_GIVEN EXERCISE_:
Quote every line of the data below as it stands, omitting pictures.
----- RECORD SET
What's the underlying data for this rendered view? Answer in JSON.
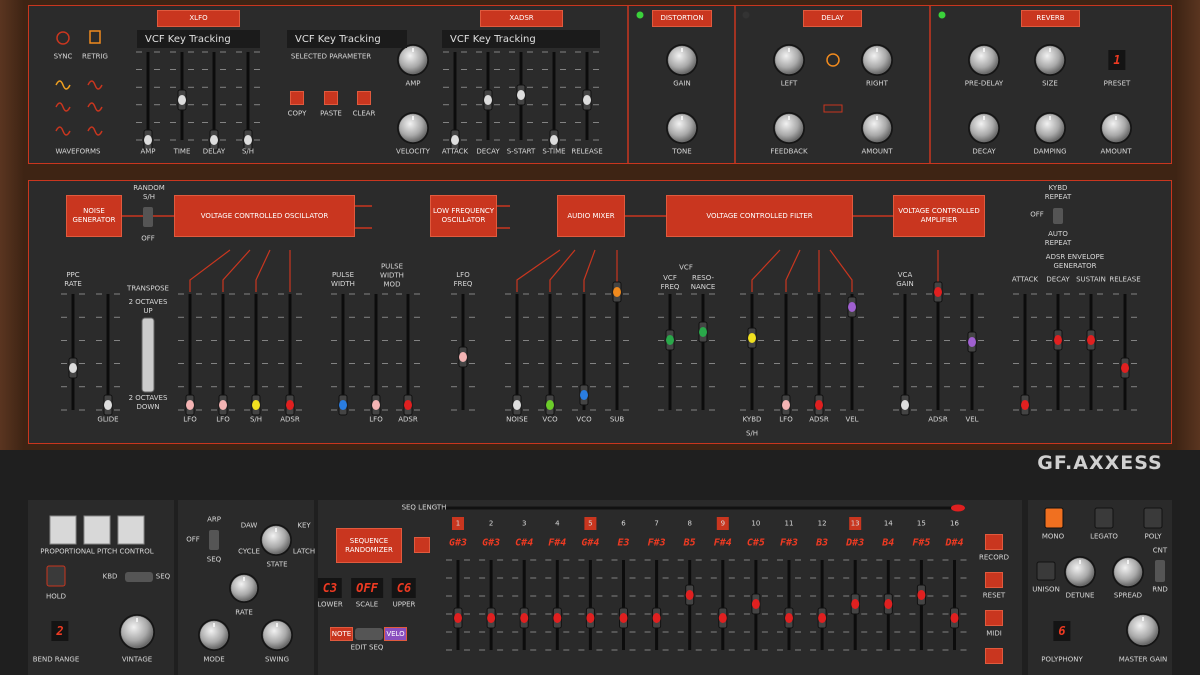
{
  "top": {
    "xlfo": {
      "title": "XLFO",
      "sync": "SYNC",
      "retrig": "RETRIG",
      "waveforms": "WAVEFORMS",
      "display": "VCF Key Tracking",
      "sliders": [
        "AMP",
        "TIME",
        "DELAY",
        "S/H"
      ]
    },
    "parameter": {
      "display": "VCF Key Tracking",
      "label": "SELECTED PARAMETER",
      "buttons": [
        "COPY",
        "PASTE",
        "CLEAR"
      ]
    },
    "xadsr": {
      "title": "XADSR",
      "knobs": [
        "AMP",
        "VELOCITY"
      ],
      "display": "VCF Key Tracking",
      "sliders": [
        "ATTACK",
        "DECAY",
        "S-START",
        "S-TIME",
        "RELEASE"
      ]
    },
    "distortion": {
      "title": "DISTORTION",
      "knobs": [
        "GAIN",
        "TONE"
      ]
    },
    "delay": {
      "title": "DELAY",
      "knobs": [
        "LEFT",
        "RIGHT",
        "FEEDBACK",
        "AMOUNT"
      ]
    },
    "reverb": {
      "title": "REVERB",
      "knobs": [
        "PRE-DELAY",
        "SIZE",
        "DECAY",
        "DAMPING",
        "AMOUNT"
      ],
      "preset_label": "PRESET",
      "preset": 1
    }
  },
  "mod": {
    "modules": [
      "NOISE GENERATOR",
      "VOLTAGE CONTROLLED OSCILLATOR",
      "LOW FREQUENCY OSCILLATOR",
      "AUDIO MIXER",
      "VOLTAGE CONTROLLED FILTER",
      "VOLTAGE CONTROLLED AMPLIFIER"
    ],
    "labels": [
      "RANDOM S/H",
      "OFF",
      "KYBD REPEAT",
      "OFF",
      "AUTO REPEAT",
      "PPC RATE",
      "TRANSPOSE",
      "2 OCTAVES UP",
      "2 OCTAVES DOWN",
      "GLIDE",
      "LFO",
      "LFO",
      "S/H",
      "ADSR",
      "PULSE WIDTH",
      "PULSE WIDTH MOD",
      "LFO",
      "ADSR",
      "LFO FREQ",
      "NOISE",
      "VCO",
      "VCO",
      "SUB",
      "VCF",
      "VCF FREQ",
      "RESO-NANCE",
      "KYBD",
      "S/H",
      "LFO",
      "ADSR",
      "VEL",
      "VCA GAIN",
      "ADSR",
      "VEL",
      "ADSR ENVELOPE GENERATOR",
      "ATTACK",
      "DECAY",
      "SUSTAIN",
      "RELEASE"
    ]
  },
  "bottom": {
    "logo": "GF.AXXESS",
    "left": {
      "labels": [
        "PROPORTIONAL PITCH CONTROL",
        "HOLD",
        "KBD",
        "SEQ",
        "BEND RANGE",
        "VINTAGE"
      ],
      "bend_range": 2
    },
    "arp": {
      "labels": [
        "OFF",
        "ARP",
        "SEQ",
        "DAW",
        "KEY",
        "CYCLE",
        "LATCH",
        "STATE",
        "RATE",
        "MODE",
        "SWING"
      ]
    },
    "seq": {
      "randomizer": "SEQUENCE RANDOMIZER",
      "displays": [
        "C3",
        "OFF",
        "C6"
      ],
      "display_labels": [
        "LOWER",
        "SCALE",
        "UPPER"
      ],
      "note": "NOTE",
      "velo": "VELO",
      "edit": "EDIT SEQ",
      "length_label": "SEQ LENGTH",
      "steps": [
        1,
        2,
        3,
        4,
        5,
        6,
        7,
        8,
        9,
        10,
        11,
        12,
        13,
        14,
        15,
        16
      ],
      "notes": [
        "G#3",
        "G#3",
        "C#4",
        "F#4",
        "G#4",
        "E3",
        "F#3",
        "B5",
        "F#4",
        "C#5",
        "F#3",
        "B3",
        "D#3",
        "B4",
        "F#5",
        "D#4"
      ],
      "buttons": [
        "RECORD",
        "RESET",
        "MIDI"
      ]
    },
    "voice": {
      "labels": [
        "MONO",
        "LEGATO",
        "POLY",
        "UNISON",
        "DETUNE",
        "SPREAD",
        "CNT",
        "RND",
        "POLYPHONY",
        "MASTER GAIN"
      ],
      "polyphony": 6
    }
  }
}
----------
_WRITTEN ANSWER_:
What's the underlying data for this rendered view? Answer in JSON.
{
  "top": {
    "xlfo": {
      "title": "XLFO",
      "sync": "SYNC",
      "retrig": "RETRIG",
      "waveforms": "WAVEFORMS",
      "display": "VCF Key Tracking",
      "sliders": [
        "AMP",
        "TIME",
        "DELAY",
        "S/H"
      ]
    },
    "parameter": {
      "display": "VCF Key Tracking",
      "label": "SELECTED PARAMETER",
      "buttons": [
        "COPY",
        "PASTE",
        "CLEAR"
      ]
    },
    "xadsr": {
      "title": "XADSR",
      "knobs": [
        "AMP",
        "VELOCITY"
      ],
      "display": "VCF Key Tracking",
      "sliders": [
        "ATTACK",
        "DECAY",
        "S-START",
        "S-TIME",
        "RELEASE"
      ]
    },
    "distortion": {
      "title": "DISTORTION",
      "knobs": [
        "GAIN",
        "TONE"
      ]
    },
    "delay": {
      "title": "DELAY",
      "knobs": [
        "LEFT",
        "RIGHT",
        "FEEDBACK",
        "AMOUNT"
      ]
    },
    "reverb": {
      "title": "REVERB",
      "knobs": [
        "PRE-DELAY",
        "SIZE",
        "DECAY",
        "DAMPING",
        "AMOUNT"
      ],
      "preset_label": "PRESET",
      "preset": 1
    }
  },
  "mod": {
    "modules": [
      "NOISE GENERATOR",
      "VOLTAGE CONTROLLED OSCILLATOR",
      "LOW FREQUENCY OSCILLATOR",
      "AUDIO MIXER",
      "VOLTAGE CONTROLLED FILTER",
      "VOLTAGE CONTROLLED AMPLIFIER"
    ],
    "labels": [
      "RANDOM S/H",
      "OFF",
      "KYBD REPEAT",
      "OFF",
      "AUTO REPEAT",
      "PPC RATE",
      "TRANSPOSE",
      "2 OCTAVES UP",
      "2 OCTAVES DOWN",
      "GLIDE",
      "LFO",
      "LFO",
      "S/H",
      "ADSR",
      "PULSE WIDTH",
      "PULSE WIDTH MOD",
      "LFO",
      "ADSR",
      "LFO FREQ",
      "NOISE",
      "VCO",
      "VCO",
      "SUB",
      "VCF",
      "VCF FREQ",
      "RESO-NANCE",
      "KYBD",
      "S/H",
      "LFO",
      "ADSR",
      "VEL",
      "VCA GAIN",
      "ADSR",
      "VEL",
      "ADSR ENVELOPE GENERATOR",
      "ATTACK",
      "DECAY",
      "SUSTAIN",
      "RELEASE"
    ]
  },
  "bottom": {
    "logo": "GF.AXXESS",
    "left": {
      "labels": [
        "PROPORTIONAL PITCH CONTROL",
        "HOLD",
        "KBD",
        "SEQ",
        "BEND RANGE",
        "VINTAGE"
      ],
      "bend_range": 2
    },
    "arp": {
      "labels": [
        "OFF",
        "ARP",
        "SEQ",
        "DAW",
        "KEY",
        "CYCLE",
        "LATCH",
        "STATE",
        "RATE",
        "MODE",
        "SWING"
      ]
    },
    "seq": {
      "randomizer": "SEQUENCE RANDOMIZER",
      "displays": [
        "C3",
        "OFF",
        "C6"
      ],
      "display_labels": [
        "LOWER",
        "SCALE",
        "UPPER"
      ],
      "note": "NOTE",
      "velo": "VELO",
      "edit": "EDIT SEQ",
      "length_label": "SEQ LENGTH",
      "steps": [
        1,
        2,
        3,
        4,
        5,
        6,
        7,
        8,
        9,
        10,
        11,
        12,
        13,
        14,
        15,
        16
      ],
      "notes": [
        "G#3",
        "G#3",
        "C#4",
        "F#4",
        "G#4",
        "E3",
        "F#3",
        "B5",
        "F#4",
        "C#5",
        "F#3",
        "B3",
        "D#3",
        "B4",
        "F#5",
        "D#4"
      ],
      "buttons": [
        "RECORD",
        "RESET",
        "MIDI"
      ]
    },
    "voice": {
      "labels": [
        "MONO",
        "LEGATO",
        "POLY",
        "UNISON",
        "DETUNE",
        "SPREAD",
        "CNT",
        "RND",
        "POLYPHONY",
        "MASTER GAIN"
      ],
      "polyphony": 6
    }
  }
}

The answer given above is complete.